- **WHAT YOU NEED TO DO**
Return every line below as is, leaving out the pictures.

-- Begin SUPPLIED MATERIAL --

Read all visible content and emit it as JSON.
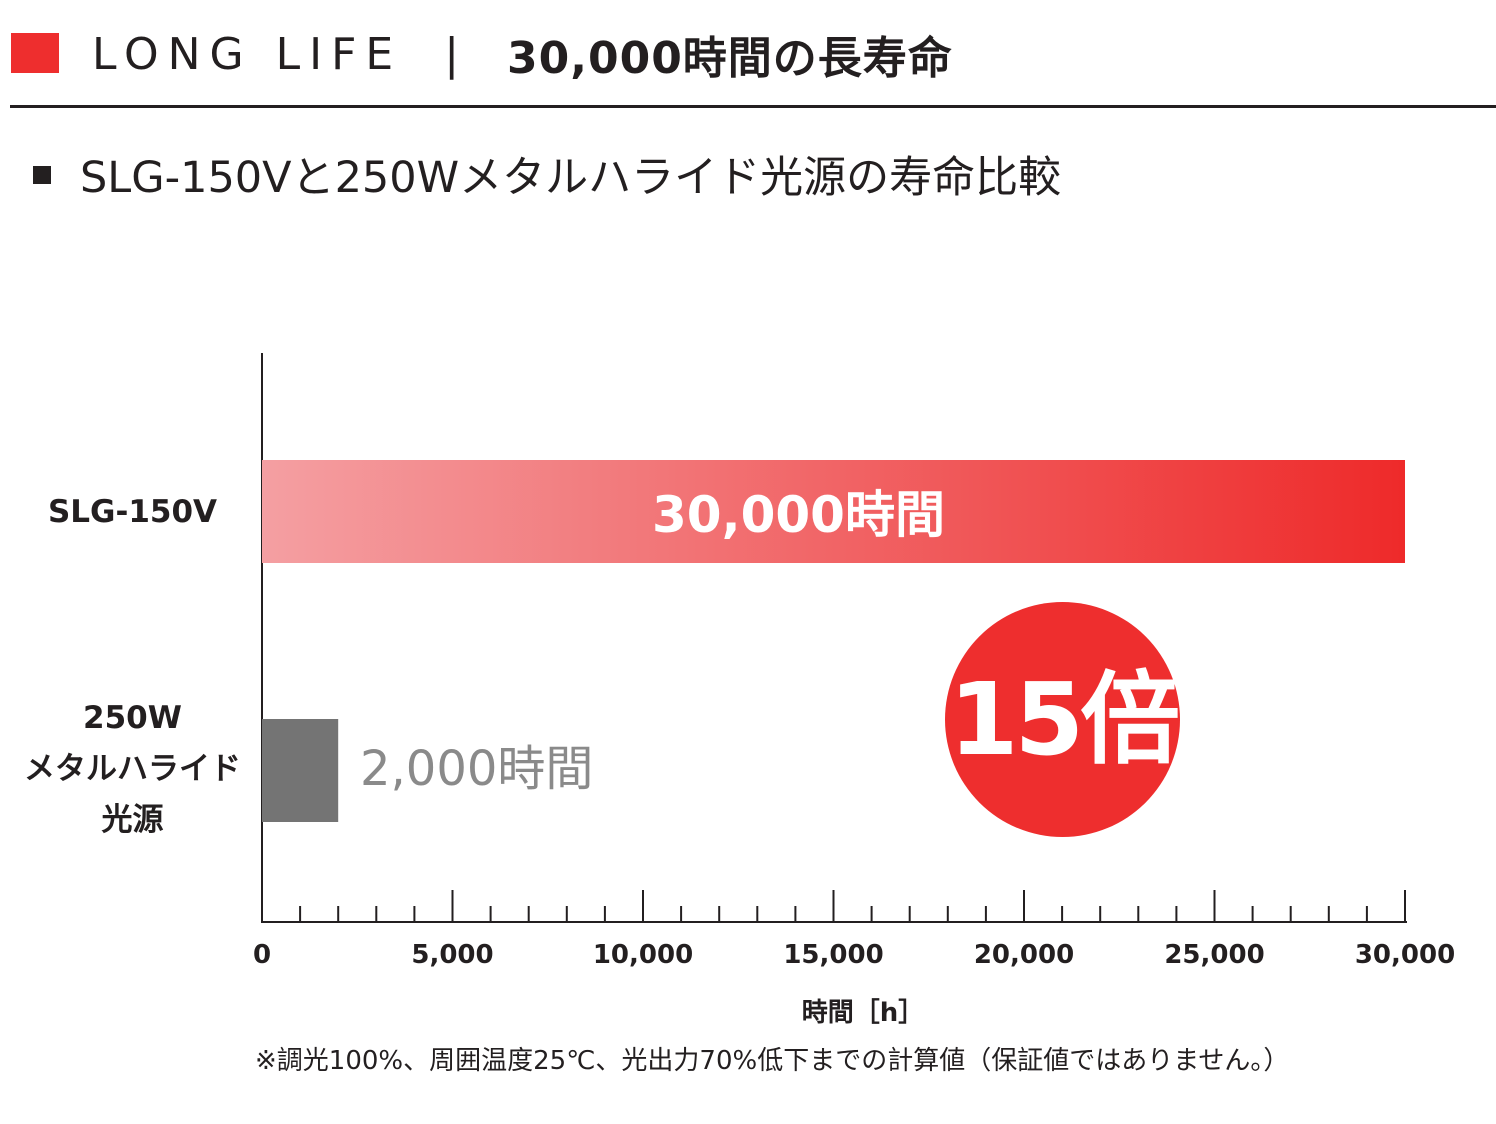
{
  "header": {
    "title_en": "LONG LIFE",
    "separator": "|",
    "title_jp": "30,000時間の長寿命",
    "accent_color": "#ee2e2e"
  },
  "subtitle": "SLG-150Vと250Wメタルハライド光源の寿命比較",
  "chart_data": {
    "type": "bar",
    "orientation": "horizontal",
    "categories": [
      "SLG-150V",
      "250W\nメタルハライド\n光源"
    ],
    "category_lines": [
      [
        "SLG-150V"
      ],
      [
        "250W",
        "メタルハライド",
        "光源"
      ]
    ],
    "values": [
      30000,
      2000
    ],
    "data_labels": [
      "30,000時間",
      "2,000時間"
    ],
    "xlabel": "時間［h］",
    "xlim": [
      0,
      30000
    ],
    "xticks": [
      0,
      5000,
      10000,
      15000,
      20000,
      25000,
      30000
    ],
    "xtick_labels": [
      "0",
      "5,000",
      "10,000",
      "15,000",
      "20,000",
      "25,000",
      "30,000"
    ],
    "minor_tick_step": 1000,
    "bar_colors": {
      "SLG-150V": {
        "gradient_from": "#f49fa2",
        "gradient_to": "#ee2a2a"
      },
      "250W": "#747474"
    },
    "data_label_colors": [
      "#ffffff",
      "#8a8a8a"
    ],
    "grid": false,
    "badge": {
      "text": "15倍",
      "color": "#ee2e2e"
    }
  },
  "footnote": "※調光100%、周囲温度25℃、光出力70%低下までの計算値（保証値ではありません。）"
}
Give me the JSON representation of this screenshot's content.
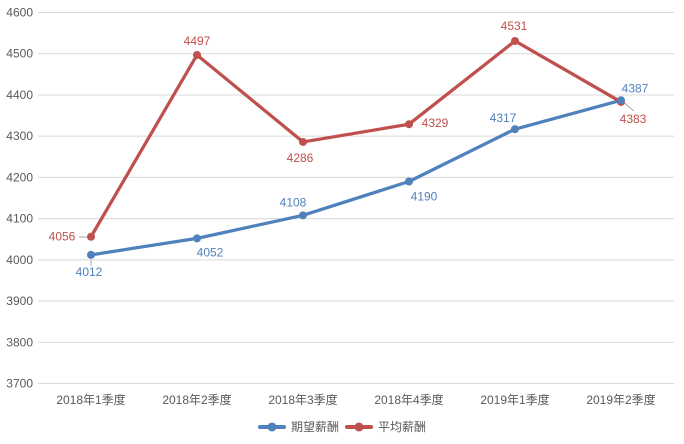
{
  "chart_data": {
    "type": "line",
    "title": "",
    "categories": [
      "2018年1季度",
      "2018年2季度",
      "2018年3季度",
      "2018年4季度",
      "2019年1季度",
      "2019年2季度"
    ],
    "series": [
      {
        "id": "expected-salary",
        "name": "期望薪酬",
        "color": "#4F81BD",
        "values": [
          4012,
          4052,
          4108,
          4190,
          4317,
          4387
        ],
        "label_offsets": [
          [
            -2,
            17
          ],
          [
            13,
            14
          ],
          [
            -10,
            -13
          ],
          [
            15,
            15
          ],
          [
            -12,
            -11
          ],
          [
            14,
            -12
          ]
        ]
      },
      {
        "id": "average-salary",
        "name": "平均薪酬",
        "color": "#C0504D",
        "values": [
          4056,
          4497,
          4286,
          4329,
          4531,
          4383
        ],
        "label_offsets": [
          [
            -29,
            0
          ],
          [
            0,
            -14
          ],
          [
            -3,
            16
          ],
          [
            26,
            -1
          ],
          [
            -1,
            -15
          ],
          [
            12,
            17
          ]
        ]
      }
    ],
    "xlabel": "",
    "ylabel": "",
    "ylim": [
      3700,
      4600
    ],
    "ytick_step": 100,
    "yticks": [
      3700,
      3800,
      3900,
      4000,
      4100,
      4200,
      4300,
      4400,
      4500,
      4600
    ],
    "grid": true,
    "legend_position": "bottom",
    "leader_lines": [
      {
        "from": [
          91,
          260
        ],
        "to": [
          91,
          266
        ]
      },
      {
        "from": [
          79,
          237
        ],
        "to": [
          87,
          237
        ]
      },
      {
        "from": [
          623,
          102
        ],
        "to": [
          634,
          111
        ]
      }
    ],
    "colors": {
      "gridline": "#D9D9D9",
      "axis_text": "#595959",
      "leader": "#A6A6A6",
      "background": "#FFFFFF"
    }
  }
}
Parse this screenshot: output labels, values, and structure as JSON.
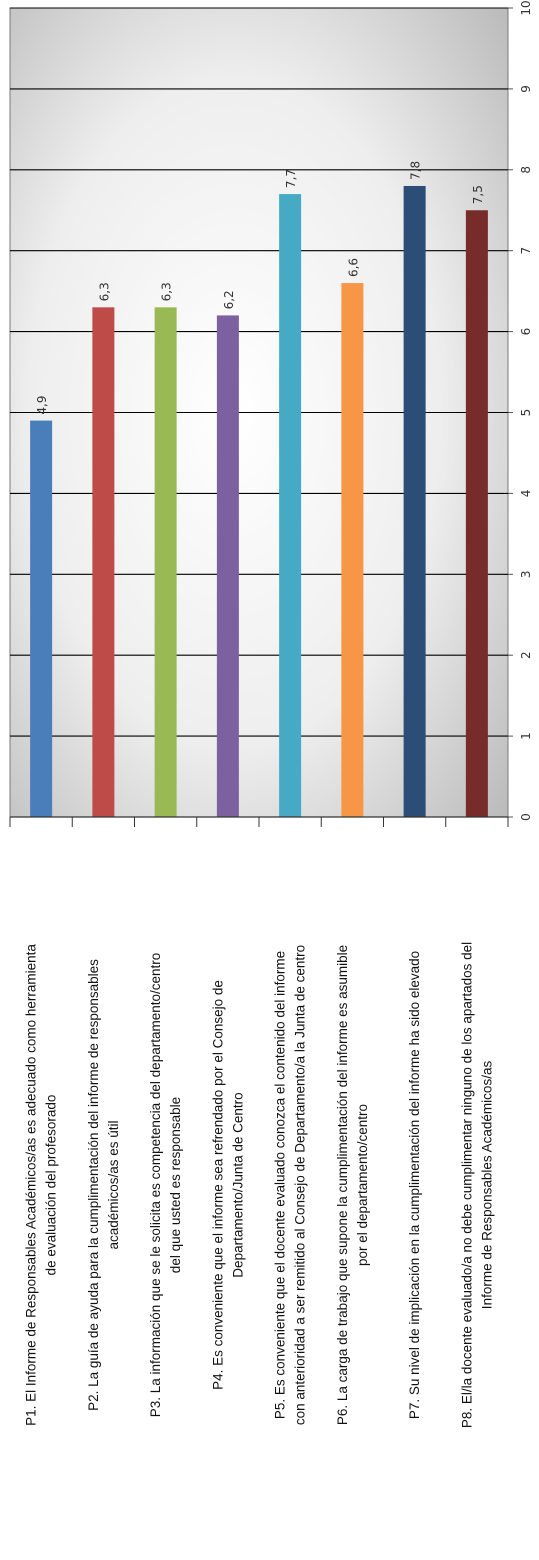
{
  "chart_data": {
    "type": "bar",
    "orientation": "horizontal",
    "categories": [
      [
        "P1. El Informe de Responsables Académicos/as es adecuado como herramienta",
        "de evaluación del profesorado"
      ],
      [
        "P2. La guía de ayuda para la cumplimentación del informe de responsables",
        "académicos/as es útil"
      ],
      [
        "P3. La información que se le solicita es competencia del departamento/centro",
        "del que usted es responsable"
      ],
      [
        "P4. Es conveniente que el informe sea refrendado por el Consejo de",
        "Departamento/Junta de Centro"
      ],
      [
        "P5. Es conveniente que el docente evaluado conozca el contenido del informe",
        "con anterioridad a ser remitido al Consejo de Departamento/a la Junta de centro"
      ],
      [
        "P6. La carga de trabajo que supone la cumplimentación del informe es asumible",
        "por el departamento/centro"
      ],
      [
        "P7. Su nivel de implicación en la cumplimentación del informe ha sido elevado"
      ],
      [
        "P8. El/la docente evaluado/a no debe cumplimentar ninguno de los apartados del",
        "Informe de Responsables Académicos/as"
      ]
    ],
    "values": [
      4.9,
      6.3,
      6.3,
      6.2,
      7.7,
      6.6,
      7.8,
      7.5
    ],
    "value_labels": [
      "4,9",
      "6,3",
      "6,3",
      "6,2",
      "7,7",
      "6,6",
      "7,8",
      "7,5"
    ],
    "colors": [
      "#4a7ebb",
      "#be4b48",
      "#98b954",
      "#7d60a0",
      "#46aac5",
      "#f79646",
      "#2c4d75",
      "#772c2a"
    ],
    "xlim": [
      0,
      10
    ],
    "ticks": [
      "0",
      "1",
      "2",
      "3",
      "4",
      "5",
      "6",
      "7",
      "8",
      "9",
      "10"
    ],
    "grid": true,
    "legend": "none"
  }
}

-- End SUPPLIED MATERIAL --

- **RESPONSE BELOW**
Read all visible content and emit it as JSON.
{
  "header": {
    "title_en": "LONG LIFE",
    "separator": "|",
    "title_jp": "30,000時間の長寿命",
    "accent_color": "#ee2e2e"
  },
  "subtitle": "SLG-150Vと250Wメタルハライド光源の寿命比較",
  "chart_data": {
    "type": "bar",
    "orientation": "horizontal",
    "categories": [
      "SLG-150V",
      "250W\nメタルハライド\n光源"
    ],
    "category_lines": [
      [
        "SLG-150V"
      ],
      [
        "250W",
        "メタルハライド",
        "光源"
      ]
    ],
    "values": [
      30000,
      2000
    ],
    "data_labels": [
      "30,000時間",
      "2,000時間"
    ],
    "xlabel": "時間［h］",
    "xlim": [
      0,
      30000
    ],
    "xticks": [
      0,
      5000,
      10000,
      15000,
      20000,
      25000,
      30000
    ],
    "xtick_labels": [
      "0",
      "5,000",
      "10,000",
      "15,000",
      "20,000",
      "25,000",
      "30,000"
    ],
    "minor_tick_step": 1000,
    "bar_colors": {
      "SLG-150V": {
        "gradient_from": "#f49fa2",
        "gradient_to": "#ee2a2a"
      },
      "250W": "#747474"
    },
    "data_label_colors": [
      "#ffffff",
      "#8a8a8a"
    ],
    "grid": false,
    "badge": {
      "text": "15倍",
      "color": "#ee2e2e"
    }
  },
  "footnote": "※調光100%、周囲温度25℃、光出力70%低下までの計算値（保証値ではありません。）"
}
Give me the JSON representation of this screenshot's content.
{
  "chart_data": {
    "type": "line",
    "title": "",
    "categories": [
      "2018年1季度",
      "2018年2季度",
      "2018年3季度",
      "2018年4季度",
      "2019年1季度",
      "2019年2季度"
    ],
    "series": [
      {
        "id": "expected-salary",
        "name": "期望薪酬",
        "color": "#4F81BD",
        "values": [
          4012,
          4052,
          4108,
          4190,
          4317,
          4387
        ],
        "label_offsets": [
          [
            -2,
            17
          ],
          [
            13,
            14
          ],
          [
            -10,
            -13
          ],
          [
            15,
            15
          ],
          [
            -12,
            -11
          ],
          [
            14,
            -12
          ]
        ]
      },
      {
        "id": "average-salary",
        "name": "平均薪酬",
        "color": "#C0504D",
        "values": [
          4056,
          4497,
          4286,
          4329,
          4531,
          4383
        ],
        "label_offsets": [
          [
            -29,
            0
          ],
          [
            0,
            -14
          ],
          [
            -3,
            16
          ],
          [
            26,
            -1
          ],
          [
            -1,
            -15
          ],
          [
            12,
            17
          ]
        ]
      }
    ],
    "xlabel": "",
    "ylabel": "",
    "ylim": [
      3700,
      4600
    ],
    "ytick_step": 100,
    "yticks": [
      3700,
      3800,
      3900,
      4000,
      4100,
      4200,
      4300,
      4400,
      4500,
      4600
    ],
    "grid": true,
    "legend_position": "bottom",
    "leader_lines": [
      {
        "from": [
          91,
          260
        ],
        "to": [
          91,
          266
        ]
      },
      {
        "from": [
          79,
          237
        ],
        "to": [
          87,
          237
        ]
      },
      {
        "from": [
          623,
          102
        ],
        "to": [
          634,
          111
        ]
      }
    ],
    "colors": {
      "gridline": "#D9D9D9",
      "axis_text": "#595959",
      "leader": "#A6A6A6",
      "background": "#FFFFFF"
    }
  }
}
Parse this screenshot: output labels, values, and structure as JSON.
{
  "chart_data": {
    "type": "bar",
    "orientation": "horizontal",
    "categories": [
      [
        "P1. El Informe de Responsables Académicos/as es adecuado como herramienta",
        "de evaluación del profesorado"
      ],
      [
        "P2. La guía de ayuda para la cumplimentación del informe de responsables",
        "académicos/as es útil"
      ],
      [
        "P3. La información que se le solicita es competencia del departamento/centro",
        "del que usted es responsable"
      ],
      [
        "P4. Es conveniente que el informe sea refrendado por el Consejo de",
        "Departamento/Junta de Centro"
      ],
      [
        "P5. Es conveniente que el docente evaluado conozca el contenido del informe",
        "con anterioridad a ser remitido al Consejo de Departamento/a la Junta de centro"
      ],
      [
        "P6. La carga de trabajo que supone la cumplimentación del informe es asumible",
        "por el departamento/centro"
      ],
      [
        "P7. Su nivel de implicación en la cumplimentación del informe ha sido elevado"
      ],
      [
        "P8. El/la docente evaluado/a no debe cumplimentar ninguno de los apartados del",
        "Informe de Responsables Académicos/as"
      ]
    ],
    "values": [
      4.9,
      6.3,
      6.3,
      6.2,
      7.7,
      6.6,
      7.8,
      7.5
    ],
    "value_labels": [
      "4,9",
      "6,3",
      "6,3",
      "6,2",
      "7,7",
      "6,6",
      "7,8",
      "7,5"
    ],
    "colors": [
      "#4a7ebb",
      "#be4b48",
      "#98b954",
      "#7d60a0",
      "#46aac5",
      "#f79646",
      "#2c4d75",
      "#772c2a"
    ],
    "xlim": [
      0,
      10
    ],
    "ticks": [
      "0",
      "1",
      "2",
      "3",
      "4",
      "5",
      "6",
      "7",
      "8",
      "9",
      "10"
    ],
    "grid": true,
    "legend": "none"
  }
}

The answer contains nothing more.